■ **What to produce**
Tell how many lines in these records contain the string "기후위기가", with only the number as the reply.

■ **Records for the task**
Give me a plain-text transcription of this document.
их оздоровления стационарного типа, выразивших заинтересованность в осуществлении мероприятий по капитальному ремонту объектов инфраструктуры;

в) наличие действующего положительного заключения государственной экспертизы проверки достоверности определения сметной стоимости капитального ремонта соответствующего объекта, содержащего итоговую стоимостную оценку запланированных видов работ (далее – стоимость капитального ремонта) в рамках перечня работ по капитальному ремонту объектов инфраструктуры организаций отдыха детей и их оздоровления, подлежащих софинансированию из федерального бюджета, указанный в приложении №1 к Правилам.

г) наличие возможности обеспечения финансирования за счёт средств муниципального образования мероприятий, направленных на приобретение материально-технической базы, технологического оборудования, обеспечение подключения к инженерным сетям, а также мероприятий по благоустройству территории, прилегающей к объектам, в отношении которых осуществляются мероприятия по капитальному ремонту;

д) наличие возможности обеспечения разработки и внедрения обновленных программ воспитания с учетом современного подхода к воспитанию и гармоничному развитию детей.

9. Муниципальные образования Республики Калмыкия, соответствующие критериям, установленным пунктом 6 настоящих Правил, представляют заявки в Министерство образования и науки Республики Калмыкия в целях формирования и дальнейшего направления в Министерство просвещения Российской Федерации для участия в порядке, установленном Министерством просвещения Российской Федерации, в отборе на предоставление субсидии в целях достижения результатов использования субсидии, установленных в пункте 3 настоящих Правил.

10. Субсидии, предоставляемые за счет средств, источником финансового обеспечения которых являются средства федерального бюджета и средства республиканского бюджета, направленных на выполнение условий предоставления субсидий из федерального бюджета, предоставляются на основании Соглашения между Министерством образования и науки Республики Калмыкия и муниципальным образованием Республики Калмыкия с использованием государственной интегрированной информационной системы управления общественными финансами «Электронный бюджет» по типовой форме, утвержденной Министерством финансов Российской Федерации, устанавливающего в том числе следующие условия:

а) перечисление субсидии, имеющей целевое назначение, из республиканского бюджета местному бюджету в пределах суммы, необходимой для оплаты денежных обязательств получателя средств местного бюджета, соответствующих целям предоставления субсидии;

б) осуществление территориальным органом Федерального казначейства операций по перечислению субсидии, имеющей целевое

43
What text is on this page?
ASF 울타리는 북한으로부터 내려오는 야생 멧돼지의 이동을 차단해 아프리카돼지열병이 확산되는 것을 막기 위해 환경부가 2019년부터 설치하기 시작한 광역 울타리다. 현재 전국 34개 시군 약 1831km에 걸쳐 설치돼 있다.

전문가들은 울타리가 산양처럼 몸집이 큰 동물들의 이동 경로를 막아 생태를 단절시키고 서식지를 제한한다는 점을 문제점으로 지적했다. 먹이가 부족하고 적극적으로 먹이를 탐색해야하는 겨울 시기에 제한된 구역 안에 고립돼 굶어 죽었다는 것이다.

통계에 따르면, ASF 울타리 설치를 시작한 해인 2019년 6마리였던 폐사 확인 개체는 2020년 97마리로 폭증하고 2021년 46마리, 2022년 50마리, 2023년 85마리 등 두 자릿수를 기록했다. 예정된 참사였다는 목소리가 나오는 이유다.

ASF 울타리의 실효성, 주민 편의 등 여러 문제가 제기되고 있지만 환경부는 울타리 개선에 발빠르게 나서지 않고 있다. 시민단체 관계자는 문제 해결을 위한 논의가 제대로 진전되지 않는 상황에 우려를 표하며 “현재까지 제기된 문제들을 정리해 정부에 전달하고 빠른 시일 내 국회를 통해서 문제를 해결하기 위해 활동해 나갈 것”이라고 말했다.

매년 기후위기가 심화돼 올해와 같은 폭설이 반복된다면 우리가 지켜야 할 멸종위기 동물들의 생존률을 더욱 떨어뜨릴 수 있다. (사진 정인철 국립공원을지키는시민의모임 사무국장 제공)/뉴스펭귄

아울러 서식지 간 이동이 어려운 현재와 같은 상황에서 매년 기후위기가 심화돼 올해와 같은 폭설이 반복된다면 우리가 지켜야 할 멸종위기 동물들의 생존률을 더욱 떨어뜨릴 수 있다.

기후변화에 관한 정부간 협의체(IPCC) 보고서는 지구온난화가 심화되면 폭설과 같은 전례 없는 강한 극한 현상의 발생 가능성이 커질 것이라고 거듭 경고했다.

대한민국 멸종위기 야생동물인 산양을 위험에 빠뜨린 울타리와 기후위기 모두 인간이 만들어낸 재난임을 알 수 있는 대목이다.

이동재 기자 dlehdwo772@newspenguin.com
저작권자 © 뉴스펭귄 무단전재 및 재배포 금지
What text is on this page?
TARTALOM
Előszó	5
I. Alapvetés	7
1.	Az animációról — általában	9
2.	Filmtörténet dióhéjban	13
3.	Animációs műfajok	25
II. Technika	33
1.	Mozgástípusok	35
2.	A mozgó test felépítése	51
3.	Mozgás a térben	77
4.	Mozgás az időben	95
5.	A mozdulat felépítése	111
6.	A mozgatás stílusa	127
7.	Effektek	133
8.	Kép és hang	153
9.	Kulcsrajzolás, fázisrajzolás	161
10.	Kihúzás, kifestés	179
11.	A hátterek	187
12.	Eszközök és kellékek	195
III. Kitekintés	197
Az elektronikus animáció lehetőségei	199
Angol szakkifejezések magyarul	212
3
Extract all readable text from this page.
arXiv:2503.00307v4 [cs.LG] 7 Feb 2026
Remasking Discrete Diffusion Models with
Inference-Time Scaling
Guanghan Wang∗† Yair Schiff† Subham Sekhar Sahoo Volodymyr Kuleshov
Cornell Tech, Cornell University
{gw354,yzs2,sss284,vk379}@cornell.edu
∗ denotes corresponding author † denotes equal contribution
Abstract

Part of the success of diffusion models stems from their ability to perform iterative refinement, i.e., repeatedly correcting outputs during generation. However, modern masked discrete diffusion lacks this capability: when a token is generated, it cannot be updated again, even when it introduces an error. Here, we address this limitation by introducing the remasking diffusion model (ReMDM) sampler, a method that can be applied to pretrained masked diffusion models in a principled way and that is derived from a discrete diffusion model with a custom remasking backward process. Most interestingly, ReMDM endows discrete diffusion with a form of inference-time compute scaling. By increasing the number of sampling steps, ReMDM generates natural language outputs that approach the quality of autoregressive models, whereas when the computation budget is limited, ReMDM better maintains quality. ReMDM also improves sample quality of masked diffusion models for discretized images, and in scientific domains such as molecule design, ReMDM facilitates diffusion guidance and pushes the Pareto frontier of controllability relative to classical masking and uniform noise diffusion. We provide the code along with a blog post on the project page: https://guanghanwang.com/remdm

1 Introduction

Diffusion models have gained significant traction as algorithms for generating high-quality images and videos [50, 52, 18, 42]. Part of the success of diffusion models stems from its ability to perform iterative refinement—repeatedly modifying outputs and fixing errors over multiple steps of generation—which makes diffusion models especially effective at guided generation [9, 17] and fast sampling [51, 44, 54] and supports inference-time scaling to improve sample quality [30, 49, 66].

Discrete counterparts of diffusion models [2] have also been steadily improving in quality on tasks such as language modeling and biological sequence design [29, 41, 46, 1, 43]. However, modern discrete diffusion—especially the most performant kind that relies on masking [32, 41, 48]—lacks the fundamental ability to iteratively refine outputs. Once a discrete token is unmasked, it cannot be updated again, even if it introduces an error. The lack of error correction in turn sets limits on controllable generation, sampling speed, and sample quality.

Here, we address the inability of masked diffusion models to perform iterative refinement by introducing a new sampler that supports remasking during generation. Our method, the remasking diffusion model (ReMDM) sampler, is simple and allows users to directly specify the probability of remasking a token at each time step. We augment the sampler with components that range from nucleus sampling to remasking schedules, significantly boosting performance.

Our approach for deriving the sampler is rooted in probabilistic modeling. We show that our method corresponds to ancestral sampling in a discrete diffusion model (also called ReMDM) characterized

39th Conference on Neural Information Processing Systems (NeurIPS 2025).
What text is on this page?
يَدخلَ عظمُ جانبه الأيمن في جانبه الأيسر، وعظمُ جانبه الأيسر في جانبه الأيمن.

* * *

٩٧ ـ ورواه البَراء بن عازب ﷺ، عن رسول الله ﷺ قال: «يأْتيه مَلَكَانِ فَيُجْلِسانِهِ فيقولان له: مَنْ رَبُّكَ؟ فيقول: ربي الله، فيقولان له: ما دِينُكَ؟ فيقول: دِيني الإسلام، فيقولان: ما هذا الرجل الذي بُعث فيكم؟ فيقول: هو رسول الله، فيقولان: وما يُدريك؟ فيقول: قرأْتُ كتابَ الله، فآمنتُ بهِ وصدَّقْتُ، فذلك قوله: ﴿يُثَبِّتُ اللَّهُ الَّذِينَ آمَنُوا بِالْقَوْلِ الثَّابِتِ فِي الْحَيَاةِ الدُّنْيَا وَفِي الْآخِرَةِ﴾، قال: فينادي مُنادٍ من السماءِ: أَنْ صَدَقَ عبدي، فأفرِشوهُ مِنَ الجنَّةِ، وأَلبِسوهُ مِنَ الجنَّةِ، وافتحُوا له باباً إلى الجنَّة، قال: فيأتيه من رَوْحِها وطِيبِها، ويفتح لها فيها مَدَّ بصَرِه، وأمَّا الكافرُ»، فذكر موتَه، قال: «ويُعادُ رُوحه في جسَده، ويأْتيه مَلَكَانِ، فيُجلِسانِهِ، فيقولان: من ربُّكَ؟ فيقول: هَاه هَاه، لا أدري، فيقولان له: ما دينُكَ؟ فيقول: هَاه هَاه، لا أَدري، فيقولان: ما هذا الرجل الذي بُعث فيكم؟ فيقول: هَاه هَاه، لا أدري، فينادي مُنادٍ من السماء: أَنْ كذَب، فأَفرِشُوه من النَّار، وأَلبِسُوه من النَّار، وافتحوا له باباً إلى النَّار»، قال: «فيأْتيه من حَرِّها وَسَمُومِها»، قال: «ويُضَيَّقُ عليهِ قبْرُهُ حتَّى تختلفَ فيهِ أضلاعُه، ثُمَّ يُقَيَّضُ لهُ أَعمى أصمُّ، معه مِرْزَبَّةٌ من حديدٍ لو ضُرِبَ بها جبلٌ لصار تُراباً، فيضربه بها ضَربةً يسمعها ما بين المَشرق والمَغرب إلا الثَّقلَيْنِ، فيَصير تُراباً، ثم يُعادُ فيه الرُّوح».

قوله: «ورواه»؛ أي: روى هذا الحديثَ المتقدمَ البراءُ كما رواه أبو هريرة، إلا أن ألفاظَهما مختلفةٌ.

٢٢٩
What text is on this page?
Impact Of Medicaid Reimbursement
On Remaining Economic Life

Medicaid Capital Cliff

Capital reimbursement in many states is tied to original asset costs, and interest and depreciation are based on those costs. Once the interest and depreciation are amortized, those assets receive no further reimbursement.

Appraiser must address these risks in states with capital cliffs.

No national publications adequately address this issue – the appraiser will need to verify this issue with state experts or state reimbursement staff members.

■ **Written solution**
2